---------- Records for processing ----------

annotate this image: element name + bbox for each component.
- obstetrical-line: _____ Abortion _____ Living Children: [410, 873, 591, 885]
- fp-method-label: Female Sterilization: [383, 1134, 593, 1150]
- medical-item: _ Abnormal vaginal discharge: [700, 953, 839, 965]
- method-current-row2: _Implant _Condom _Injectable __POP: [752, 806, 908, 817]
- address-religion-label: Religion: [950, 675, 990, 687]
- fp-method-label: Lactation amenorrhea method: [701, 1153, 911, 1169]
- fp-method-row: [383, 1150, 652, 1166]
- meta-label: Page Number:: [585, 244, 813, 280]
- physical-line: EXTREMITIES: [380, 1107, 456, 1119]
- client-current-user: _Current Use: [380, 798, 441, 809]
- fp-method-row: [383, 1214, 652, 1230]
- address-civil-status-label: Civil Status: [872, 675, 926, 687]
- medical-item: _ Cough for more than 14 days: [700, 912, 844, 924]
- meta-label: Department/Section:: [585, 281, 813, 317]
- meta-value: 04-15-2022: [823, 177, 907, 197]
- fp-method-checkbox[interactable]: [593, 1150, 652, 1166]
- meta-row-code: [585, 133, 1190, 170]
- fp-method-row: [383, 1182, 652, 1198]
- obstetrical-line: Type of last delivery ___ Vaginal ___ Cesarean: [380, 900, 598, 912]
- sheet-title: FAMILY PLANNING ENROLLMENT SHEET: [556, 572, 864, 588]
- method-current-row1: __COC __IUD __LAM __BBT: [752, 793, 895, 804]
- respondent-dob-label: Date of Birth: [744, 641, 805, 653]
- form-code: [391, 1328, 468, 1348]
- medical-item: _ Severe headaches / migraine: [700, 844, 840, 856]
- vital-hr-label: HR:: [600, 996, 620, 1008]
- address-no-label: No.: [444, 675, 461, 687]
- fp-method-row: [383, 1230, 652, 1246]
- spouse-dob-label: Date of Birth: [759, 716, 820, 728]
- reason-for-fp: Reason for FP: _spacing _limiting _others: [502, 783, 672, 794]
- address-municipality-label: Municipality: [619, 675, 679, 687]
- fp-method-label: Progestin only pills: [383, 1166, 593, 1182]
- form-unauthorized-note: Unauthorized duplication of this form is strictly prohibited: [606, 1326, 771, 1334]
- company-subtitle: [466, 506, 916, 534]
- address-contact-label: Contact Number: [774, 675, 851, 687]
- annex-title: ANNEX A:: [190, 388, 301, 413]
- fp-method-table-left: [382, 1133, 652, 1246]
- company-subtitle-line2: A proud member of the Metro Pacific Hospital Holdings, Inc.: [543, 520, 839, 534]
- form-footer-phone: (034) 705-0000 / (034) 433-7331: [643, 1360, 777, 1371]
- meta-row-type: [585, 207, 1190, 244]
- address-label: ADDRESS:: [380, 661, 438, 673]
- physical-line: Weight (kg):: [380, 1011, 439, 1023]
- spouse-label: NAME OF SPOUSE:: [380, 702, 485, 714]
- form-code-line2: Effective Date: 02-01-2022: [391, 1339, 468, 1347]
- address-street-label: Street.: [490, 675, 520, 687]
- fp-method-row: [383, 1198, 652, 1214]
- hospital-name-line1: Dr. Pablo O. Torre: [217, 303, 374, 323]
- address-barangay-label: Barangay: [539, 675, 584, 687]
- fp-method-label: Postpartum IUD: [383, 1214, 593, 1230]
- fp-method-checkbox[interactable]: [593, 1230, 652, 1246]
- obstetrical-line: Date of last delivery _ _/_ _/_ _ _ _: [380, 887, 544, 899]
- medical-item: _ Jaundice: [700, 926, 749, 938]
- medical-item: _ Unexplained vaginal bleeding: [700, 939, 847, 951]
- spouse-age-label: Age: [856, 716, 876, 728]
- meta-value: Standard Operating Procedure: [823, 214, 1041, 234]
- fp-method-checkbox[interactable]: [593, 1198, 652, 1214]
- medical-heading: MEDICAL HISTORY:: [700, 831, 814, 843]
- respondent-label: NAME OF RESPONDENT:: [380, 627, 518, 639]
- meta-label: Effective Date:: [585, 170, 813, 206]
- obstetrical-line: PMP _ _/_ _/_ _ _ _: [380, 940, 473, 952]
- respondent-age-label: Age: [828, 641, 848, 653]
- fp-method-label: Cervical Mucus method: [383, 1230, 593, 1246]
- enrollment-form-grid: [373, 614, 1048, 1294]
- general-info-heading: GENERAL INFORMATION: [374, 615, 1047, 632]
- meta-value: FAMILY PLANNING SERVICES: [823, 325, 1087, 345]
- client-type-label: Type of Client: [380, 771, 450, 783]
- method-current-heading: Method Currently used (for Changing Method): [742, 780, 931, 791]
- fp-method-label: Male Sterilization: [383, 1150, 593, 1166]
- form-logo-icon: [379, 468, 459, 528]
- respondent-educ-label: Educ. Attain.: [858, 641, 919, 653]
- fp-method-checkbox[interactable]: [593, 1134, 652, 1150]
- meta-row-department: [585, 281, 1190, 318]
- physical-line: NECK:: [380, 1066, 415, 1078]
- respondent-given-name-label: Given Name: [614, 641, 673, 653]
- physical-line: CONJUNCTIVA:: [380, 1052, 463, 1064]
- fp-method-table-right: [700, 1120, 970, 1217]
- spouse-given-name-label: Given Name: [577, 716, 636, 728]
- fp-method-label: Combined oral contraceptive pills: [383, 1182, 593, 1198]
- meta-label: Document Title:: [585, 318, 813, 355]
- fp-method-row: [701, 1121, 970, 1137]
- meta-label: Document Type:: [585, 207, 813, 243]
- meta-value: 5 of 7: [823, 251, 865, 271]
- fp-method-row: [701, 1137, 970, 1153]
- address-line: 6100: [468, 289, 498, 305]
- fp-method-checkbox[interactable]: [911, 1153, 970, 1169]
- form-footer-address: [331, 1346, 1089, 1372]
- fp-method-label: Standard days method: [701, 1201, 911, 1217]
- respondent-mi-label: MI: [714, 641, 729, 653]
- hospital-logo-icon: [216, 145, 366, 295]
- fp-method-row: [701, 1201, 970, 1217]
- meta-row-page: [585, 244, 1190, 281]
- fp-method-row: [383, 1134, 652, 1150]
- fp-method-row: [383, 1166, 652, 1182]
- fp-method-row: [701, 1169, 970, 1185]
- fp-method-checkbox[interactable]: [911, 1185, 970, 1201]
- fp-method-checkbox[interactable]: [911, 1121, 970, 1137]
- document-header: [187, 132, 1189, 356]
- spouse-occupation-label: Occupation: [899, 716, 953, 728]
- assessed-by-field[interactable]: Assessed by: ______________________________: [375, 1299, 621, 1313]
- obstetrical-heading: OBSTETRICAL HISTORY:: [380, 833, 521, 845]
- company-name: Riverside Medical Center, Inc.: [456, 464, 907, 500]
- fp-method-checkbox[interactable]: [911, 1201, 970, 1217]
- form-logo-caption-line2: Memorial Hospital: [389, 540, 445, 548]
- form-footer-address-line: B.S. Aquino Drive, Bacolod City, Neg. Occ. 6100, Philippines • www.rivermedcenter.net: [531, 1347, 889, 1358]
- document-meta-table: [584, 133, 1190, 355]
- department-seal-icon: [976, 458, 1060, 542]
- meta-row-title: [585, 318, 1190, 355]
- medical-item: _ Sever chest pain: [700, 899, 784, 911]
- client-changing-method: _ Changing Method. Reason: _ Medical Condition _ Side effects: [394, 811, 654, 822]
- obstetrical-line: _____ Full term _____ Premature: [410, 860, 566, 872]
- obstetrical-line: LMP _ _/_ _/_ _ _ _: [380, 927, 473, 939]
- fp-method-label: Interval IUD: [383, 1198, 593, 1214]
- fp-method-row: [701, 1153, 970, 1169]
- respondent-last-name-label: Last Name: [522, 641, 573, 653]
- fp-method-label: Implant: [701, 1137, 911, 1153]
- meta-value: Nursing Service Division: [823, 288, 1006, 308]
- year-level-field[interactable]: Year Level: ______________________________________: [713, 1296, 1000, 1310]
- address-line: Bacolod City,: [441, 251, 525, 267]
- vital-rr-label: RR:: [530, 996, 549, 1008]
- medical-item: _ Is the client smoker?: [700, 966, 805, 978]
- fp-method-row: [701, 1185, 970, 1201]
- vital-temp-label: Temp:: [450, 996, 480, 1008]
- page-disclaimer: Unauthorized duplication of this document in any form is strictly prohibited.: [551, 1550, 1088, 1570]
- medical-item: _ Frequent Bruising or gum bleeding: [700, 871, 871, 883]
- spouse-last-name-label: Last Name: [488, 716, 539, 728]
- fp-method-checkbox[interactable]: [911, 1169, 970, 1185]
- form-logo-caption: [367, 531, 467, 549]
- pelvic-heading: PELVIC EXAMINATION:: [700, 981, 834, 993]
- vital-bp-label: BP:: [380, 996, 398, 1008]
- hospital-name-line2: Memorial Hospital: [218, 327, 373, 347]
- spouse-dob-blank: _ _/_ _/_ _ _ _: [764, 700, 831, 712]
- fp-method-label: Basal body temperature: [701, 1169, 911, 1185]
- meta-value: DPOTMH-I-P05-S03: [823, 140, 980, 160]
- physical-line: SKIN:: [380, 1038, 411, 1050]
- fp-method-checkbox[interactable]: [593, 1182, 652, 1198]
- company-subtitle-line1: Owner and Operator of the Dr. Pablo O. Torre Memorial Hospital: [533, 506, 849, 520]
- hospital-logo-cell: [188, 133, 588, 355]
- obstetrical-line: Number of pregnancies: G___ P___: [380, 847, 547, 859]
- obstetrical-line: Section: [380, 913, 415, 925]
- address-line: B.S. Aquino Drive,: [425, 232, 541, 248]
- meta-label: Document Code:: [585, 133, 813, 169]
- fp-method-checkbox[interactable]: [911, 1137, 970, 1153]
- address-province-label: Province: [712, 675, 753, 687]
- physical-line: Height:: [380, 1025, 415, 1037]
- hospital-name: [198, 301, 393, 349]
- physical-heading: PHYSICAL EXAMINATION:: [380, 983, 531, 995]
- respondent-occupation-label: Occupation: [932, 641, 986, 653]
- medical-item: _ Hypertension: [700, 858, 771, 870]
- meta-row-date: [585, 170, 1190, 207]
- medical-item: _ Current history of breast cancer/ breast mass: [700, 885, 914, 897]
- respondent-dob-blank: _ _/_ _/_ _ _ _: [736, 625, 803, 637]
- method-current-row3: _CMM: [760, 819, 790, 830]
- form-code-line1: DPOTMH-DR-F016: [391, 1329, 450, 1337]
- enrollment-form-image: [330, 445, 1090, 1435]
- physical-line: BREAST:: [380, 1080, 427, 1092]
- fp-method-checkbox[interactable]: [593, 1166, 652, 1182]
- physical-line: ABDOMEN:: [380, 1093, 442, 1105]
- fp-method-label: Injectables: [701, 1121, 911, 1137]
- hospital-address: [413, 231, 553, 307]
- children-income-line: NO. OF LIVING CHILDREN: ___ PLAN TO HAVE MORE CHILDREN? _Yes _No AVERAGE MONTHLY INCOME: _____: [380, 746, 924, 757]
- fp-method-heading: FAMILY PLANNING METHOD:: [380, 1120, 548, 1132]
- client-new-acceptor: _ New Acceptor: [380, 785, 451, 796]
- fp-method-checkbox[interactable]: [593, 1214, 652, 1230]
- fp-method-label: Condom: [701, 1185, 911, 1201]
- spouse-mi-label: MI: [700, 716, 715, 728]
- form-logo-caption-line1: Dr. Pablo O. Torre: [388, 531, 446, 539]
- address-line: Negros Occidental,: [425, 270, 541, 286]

----------

● **Exercise aim**
Please copy the items word for word, from the first line of the items through the line that contains "- fp-method-row: [383, 1214, 652, 1230]", with both of those lines included.

● **Result**
annotate this image: element name + bbox for each component.
- obstetrical-line: _____ Abortion _____ Living Children: [410, 873, 591, 885]
- fp-method-label: Female Sterilization: [383, 1134, 593, 1150]
- medical-item: _ Abnormal vaginal discharge: [700, 953, 839, 965]
- method-current-row2: _Implant _Condom _Injectable __POP: [752, 806, 908, 817]
- address-religion-label: Religion: [950, 675, 990, 687]
- fp-method-label: Lactation amenorrhea method: [701, 1153, 911, 1169]
- fp-method-row: [383, 1150, 652, 1166]
- meta-label: Page Number:: [585, 244, 813, 280]
- physical-line: EXTREMITIES: [380, 1107, 456, 1119]
- client-current-user: _Current Use: [380, 798, 441, 809]
- fp-method-row: [383, 1214, 652, 1230]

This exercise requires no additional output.